# [Set problem]
In the listing below, locate the lines bearing the word "Point". Copy every one of them.

======== Listing

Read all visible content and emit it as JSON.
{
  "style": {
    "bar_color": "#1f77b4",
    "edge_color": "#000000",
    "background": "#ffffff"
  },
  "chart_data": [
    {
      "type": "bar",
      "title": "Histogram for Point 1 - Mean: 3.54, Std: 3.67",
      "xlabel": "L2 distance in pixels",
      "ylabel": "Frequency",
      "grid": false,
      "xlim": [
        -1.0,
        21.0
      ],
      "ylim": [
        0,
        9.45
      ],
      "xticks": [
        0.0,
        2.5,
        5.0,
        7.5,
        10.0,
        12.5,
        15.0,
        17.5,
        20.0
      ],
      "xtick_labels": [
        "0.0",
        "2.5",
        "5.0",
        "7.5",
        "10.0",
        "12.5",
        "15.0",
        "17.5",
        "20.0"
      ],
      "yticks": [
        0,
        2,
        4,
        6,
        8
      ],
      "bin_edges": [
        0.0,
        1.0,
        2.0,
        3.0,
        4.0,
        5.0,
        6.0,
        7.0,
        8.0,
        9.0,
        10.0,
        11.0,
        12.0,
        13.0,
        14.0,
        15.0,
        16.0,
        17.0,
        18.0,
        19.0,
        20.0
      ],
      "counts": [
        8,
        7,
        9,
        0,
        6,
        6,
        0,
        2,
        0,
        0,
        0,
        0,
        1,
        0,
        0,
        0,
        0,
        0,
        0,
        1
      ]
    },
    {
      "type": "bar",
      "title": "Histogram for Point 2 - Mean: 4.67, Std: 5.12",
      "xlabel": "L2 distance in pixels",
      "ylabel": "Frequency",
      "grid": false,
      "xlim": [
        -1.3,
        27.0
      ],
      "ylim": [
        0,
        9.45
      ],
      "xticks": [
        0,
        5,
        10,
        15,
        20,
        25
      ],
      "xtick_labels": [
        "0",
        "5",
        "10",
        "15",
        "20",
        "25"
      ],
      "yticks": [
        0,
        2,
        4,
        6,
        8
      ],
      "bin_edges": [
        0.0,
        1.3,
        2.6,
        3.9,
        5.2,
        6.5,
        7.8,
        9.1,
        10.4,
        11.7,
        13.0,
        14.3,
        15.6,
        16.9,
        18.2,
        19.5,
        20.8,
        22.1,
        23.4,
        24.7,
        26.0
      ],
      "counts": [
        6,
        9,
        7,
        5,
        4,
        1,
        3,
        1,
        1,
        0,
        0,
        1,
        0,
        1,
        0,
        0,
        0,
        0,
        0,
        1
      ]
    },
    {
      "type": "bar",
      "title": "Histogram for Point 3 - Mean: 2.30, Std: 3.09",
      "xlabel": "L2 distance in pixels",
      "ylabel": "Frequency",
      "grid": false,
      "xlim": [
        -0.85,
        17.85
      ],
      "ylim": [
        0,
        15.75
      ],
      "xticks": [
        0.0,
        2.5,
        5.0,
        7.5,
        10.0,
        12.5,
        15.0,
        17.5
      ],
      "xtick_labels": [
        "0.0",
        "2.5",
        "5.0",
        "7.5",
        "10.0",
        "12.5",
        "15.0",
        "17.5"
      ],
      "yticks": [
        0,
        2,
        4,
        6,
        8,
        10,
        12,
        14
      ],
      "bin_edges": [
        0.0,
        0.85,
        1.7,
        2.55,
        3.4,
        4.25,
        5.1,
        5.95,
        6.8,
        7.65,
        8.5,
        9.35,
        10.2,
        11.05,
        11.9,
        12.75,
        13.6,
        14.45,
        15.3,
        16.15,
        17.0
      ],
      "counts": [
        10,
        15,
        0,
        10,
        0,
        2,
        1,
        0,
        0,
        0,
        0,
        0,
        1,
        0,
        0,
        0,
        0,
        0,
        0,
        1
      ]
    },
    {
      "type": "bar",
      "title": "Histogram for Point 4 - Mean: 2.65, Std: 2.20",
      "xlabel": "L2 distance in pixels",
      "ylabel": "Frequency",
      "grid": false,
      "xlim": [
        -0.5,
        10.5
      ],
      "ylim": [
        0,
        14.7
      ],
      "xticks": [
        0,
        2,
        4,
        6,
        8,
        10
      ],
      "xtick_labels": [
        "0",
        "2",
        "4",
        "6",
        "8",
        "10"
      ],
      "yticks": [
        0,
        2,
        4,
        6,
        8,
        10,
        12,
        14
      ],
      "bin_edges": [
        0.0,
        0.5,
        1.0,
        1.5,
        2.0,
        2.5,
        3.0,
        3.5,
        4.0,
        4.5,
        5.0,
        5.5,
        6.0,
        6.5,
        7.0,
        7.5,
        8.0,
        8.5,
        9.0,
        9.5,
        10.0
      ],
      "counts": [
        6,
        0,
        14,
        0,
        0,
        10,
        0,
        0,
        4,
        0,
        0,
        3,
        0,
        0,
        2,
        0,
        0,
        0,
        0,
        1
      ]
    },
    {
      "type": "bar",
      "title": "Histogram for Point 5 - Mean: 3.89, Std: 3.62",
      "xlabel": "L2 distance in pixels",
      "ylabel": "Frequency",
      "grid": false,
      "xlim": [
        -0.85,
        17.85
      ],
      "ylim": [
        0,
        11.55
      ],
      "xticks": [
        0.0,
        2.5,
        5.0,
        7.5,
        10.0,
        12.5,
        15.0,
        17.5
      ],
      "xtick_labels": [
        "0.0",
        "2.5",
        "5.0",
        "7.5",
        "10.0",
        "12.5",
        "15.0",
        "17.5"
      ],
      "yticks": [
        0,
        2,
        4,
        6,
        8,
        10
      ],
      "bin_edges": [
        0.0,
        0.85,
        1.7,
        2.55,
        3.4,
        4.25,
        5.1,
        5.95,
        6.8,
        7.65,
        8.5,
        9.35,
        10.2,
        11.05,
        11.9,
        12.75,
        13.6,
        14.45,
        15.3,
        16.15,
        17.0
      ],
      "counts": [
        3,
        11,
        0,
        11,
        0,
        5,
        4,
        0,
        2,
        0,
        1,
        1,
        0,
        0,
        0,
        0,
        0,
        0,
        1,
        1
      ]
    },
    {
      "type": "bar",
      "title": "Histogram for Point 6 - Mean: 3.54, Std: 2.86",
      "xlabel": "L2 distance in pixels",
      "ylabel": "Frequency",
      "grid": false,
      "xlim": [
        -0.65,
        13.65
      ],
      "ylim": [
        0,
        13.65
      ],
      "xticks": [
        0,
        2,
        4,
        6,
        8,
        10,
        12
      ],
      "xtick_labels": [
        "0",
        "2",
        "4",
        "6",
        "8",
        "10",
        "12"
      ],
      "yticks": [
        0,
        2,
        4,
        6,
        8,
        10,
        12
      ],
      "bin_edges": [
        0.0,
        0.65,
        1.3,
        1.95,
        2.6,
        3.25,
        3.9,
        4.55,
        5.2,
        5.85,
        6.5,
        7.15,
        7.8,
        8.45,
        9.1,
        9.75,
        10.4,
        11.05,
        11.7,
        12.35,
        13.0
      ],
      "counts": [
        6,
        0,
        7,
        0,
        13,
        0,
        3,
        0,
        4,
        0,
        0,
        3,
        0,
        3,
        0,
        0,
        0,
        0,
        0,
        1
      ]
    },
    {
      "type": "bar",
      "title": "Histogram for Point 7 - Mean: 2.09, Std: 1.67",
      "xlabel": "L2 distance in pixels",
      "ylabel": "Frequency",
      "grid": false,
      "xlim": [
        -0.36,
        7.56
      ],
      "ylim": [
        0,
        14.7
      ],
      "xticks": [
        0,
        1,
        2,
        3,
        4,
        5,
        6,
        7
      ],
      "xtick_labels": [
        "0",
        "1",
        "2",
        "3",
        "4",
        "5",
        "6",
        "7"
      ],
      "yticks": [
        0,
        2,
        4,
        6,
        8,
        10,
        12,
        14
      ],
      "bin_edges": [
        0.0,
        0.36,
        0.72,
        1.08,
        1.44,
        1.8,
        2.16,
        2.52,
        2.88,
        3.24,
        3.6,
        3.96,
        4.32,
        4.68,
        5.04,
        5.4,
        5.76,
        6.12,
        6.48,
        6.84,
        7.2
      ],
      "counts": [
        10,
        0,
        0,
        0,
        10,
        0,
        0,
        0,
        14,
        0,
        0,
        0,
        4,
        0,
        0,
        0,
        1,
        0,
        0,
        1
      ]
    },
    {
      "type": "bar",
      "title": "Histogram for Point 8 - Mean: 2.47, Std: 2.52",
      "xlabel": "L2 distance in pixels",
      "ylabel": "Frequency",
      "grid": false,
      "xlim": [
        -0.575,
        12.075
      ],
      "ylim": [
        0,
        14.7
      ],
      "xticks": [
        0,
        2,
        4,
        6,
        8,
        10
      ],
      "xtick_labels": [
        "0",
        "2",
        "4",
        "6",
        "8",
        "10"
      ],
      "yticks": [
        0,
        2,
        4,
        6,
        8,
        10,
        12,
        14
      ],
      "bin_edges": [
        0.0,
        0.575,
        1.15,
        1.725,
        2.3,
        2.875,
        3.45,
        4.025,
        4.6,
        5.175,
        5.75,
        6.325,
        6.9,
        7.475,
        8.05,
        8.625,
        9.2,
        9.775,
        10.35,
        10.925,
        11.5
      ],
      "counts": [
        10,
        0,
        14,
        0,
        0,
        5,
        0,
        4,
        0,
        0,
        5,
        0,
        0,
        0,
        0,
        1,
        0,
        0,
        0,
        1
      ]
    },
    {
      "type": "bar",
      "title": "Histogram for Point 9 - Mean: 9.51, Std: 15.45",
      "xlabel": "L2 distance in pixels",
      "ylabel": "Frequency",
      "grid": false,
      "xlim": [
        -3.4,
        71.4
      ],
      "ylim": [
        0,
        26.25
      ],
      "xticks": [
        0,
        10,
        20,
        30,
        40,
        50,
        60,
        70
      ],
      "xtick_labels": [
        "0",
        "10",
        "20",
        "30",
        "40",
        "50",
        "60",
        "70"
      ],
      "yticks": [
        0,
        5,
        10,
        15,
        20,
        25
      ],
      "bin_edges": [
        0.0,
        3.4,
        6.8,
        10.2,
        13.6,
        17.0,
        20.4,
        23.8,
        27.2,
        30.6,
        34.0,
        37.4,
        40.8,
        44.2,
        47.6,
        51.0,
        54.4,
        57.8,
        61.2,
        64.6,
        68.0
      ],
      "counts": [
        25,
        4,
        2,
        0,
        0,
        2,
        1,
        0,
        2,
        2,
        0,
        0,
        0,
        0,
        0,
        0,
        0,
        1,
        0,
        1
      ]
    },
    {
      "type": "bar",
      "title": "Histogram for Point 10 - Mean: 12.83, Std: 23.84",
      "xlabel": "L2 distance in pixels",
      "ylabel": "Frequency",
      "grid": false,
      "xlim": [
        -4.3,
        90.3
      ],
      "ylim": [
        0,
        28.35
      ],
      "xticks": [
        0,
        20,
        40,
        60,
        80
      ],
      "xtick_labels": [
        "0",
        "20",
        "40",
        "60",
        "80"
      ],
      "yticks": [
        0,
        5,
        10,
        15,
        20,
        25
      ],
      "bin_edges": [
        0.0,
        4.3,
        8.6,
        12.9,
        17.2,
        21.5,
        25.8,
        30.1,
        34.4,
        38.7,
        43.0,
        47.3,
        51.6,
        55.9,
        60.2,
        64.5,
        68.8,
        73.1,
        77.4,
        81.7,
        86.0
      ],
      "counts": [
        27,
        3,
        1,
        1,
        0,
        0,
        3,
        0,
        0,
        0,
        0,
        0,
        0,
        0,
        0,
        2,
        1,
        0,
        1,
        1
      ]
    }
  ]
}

================

# [Task response]
      "title": "Histogram for Point 1 - Mean: 3.54, Std: 3.67",
      "title": "Histogram for Point 2 - Mean: 4.67, Std: 5.12",
      "title": "Histogram for Point 3 - Mean: 2.30, Std: 3.09",
      "title": "Histogram for Point 4 - Mean: 2.65, Std: 2.20",
      "title": "Histogram for Point 5 - Mean: 3.89, Std: 3.62",
      "title": "Histogram for Point 6 - Mean: 3.54, Std: 2.86",
      "title": "Histogram for Point 7 - Mean: 2.09, Std: 1.67",
      "title": "Histogram for Point 8 - Mean: 2.47, Std: 2.52",
      "title": "Histogram for Point 9 - Mean: 9.51, Std: 15.45",
      "title": "Histogram for Point 10 - Mean: 12.83, Std: 23.84",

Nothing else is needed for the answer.